### Exercise aim
Retype all the entries word for word, but omit the pictures.

### Dataset entries on figures
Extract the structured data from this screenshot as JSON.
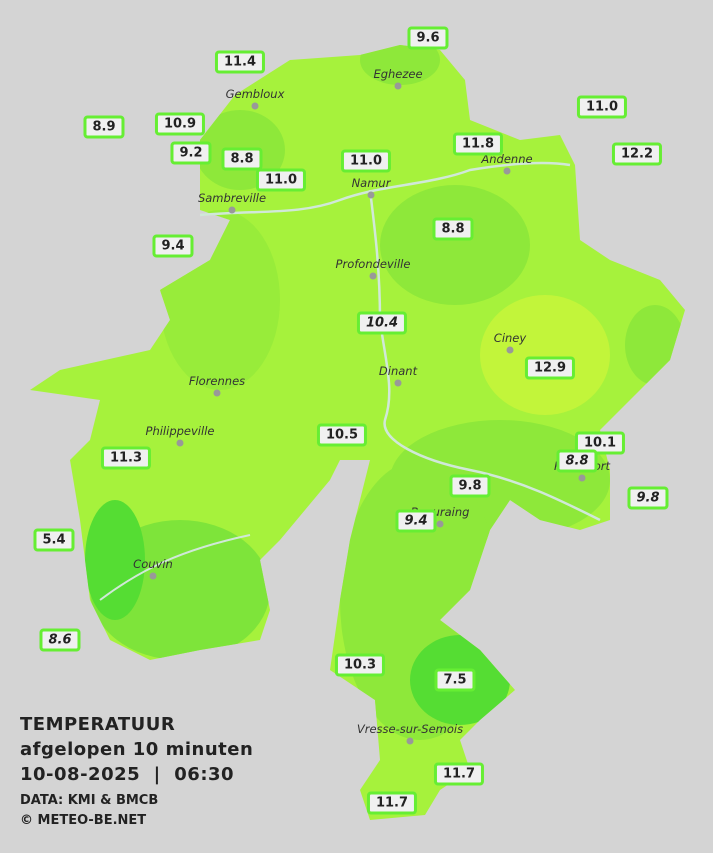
{
  "legend": {
    "title": "TEMPERATUUR",
    "subtitle": "afgelopen 10 minuten",
    "datetime": "10-08-2025  |  06:30",
    "source": "DATA: KMI & BMCB",
    "credit": "© METEO-BE.NET"
  },
  "places": [
    "Eghezee",
    "Gembloux",
    "Andenne",
    "Namur",
    "Sambreville",
    "Profondeville",
    "Ciney",
    "Dinant",
    "Florennes",
    "Philippeville",
    "Rochefort",
    "Beauraing",
    "Couvin",
    "Vresse-sur-Semois"
  ],
  "stations": [
    {
      "label": "11.4"
    },
    {
      "label": "9.6"
    },
    {
      "label": "10.9"
    },
    {
      "label": "8.9"
    },
    {
      "label": "11.0"
    },
    {
      "label": "9.2"
    },
    {
      "label": "8.8"
    },
    {
      "label": "11.8"
    },
    {
      "label": "12.2"
    },
    {
      "label": "11.0"
    },
    {
      "label": "11.0"
    },
    {
      "label": "8.8"
    },
    {
      "label": "9.4"
    },
    {
      "label": "10.4",
      "italic": true
    },
    {
      "label": "12.9"
    },
    {
      "label": "10.5"
    },
    {
      "label": "10.1"
    },
    {
      "label": "8.8",
      "italic": true
    },
    {
      "label": "11.3"
    },
    {
      "label": "9.8"
    },
    {
      "label": "9.8",
      "italic": true
    },
    {
      "label": "9.4",
      "italic": true
    },
    {
      "label": "5.4"
    },
    {
      "label": "8.6",
      "italic": true
    },
    {
      "label": "10.3"
    },
    {
      "label": "7.5"
    },
    {
      "label": "11.7"
    },
    {
      "label": "11.7"
    }
  ]
}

### Output below
Extract the structured data from this screenshot as JSON.
{
  "legend": {
    "title": "TEMPERATUUR",
    "subtitle": "afgelopen 10 minuten",
    "datetime": "10-08-2025  |  06:30",
    "source": "DATA: KMI & BMCB",
    "credit": "© METEO-BE.NET"
  },
  "places": [
    "Eghezee",
    "Gembloux",
    "Andenne",
    "Namur",
    "Sambreville",
    "Profondeville",
    "Ciney",
    "Dinant",
    "Florennes",
    "Philippeville",
    "Rochefort",
    "Beauraing",
    "Couvin",
    "Vresse-sur-Semois"
  ],
  "stations": [
    {
      "label": "11.4"
    },
    {
      "label": "9.6"
    },
    {
      "label": "10.9"
    },
    {
      "label": "8.9"
    },
    {
      "label": "11.0"
    },
    {
      "label": "9.2"
    },
    {
      "label": "8.8"
    },
    {
      "label": "11.8"
    },
    {
      "label": "12.2"
    },
    {
      "label": "11.0"
    },
    {
      "label": "11.0"
    },
    {
      "label": "8.8"
    },
    {
      "label": "9.4"
    },
    {
      "label": "10.4",
      "italic": true
    },
    {
      "label": "12.9"
    },
    {
      "label": "10.5"
    },
    {
      "label": "10.1"
    },
    {
      "label": "8.8",
      "italic": true
    },
    {
      "label": "11.3"
    },
    {
      "label": "9.8"
    },
    {
      "label": "9.8",
      "italic": true
    },
    {
      "label": "9.4",
      "italic": true
    },
    {
      "label": "5.4"
    },
    {
      "label": "8.6",
      "italic": true
    },
    {
      "label": "10.3"
    },
    {
      "label": "7.5"
    },
    {
      "label": "11.7"
    },
    {
      "label": "11.7"
    }
  ]
}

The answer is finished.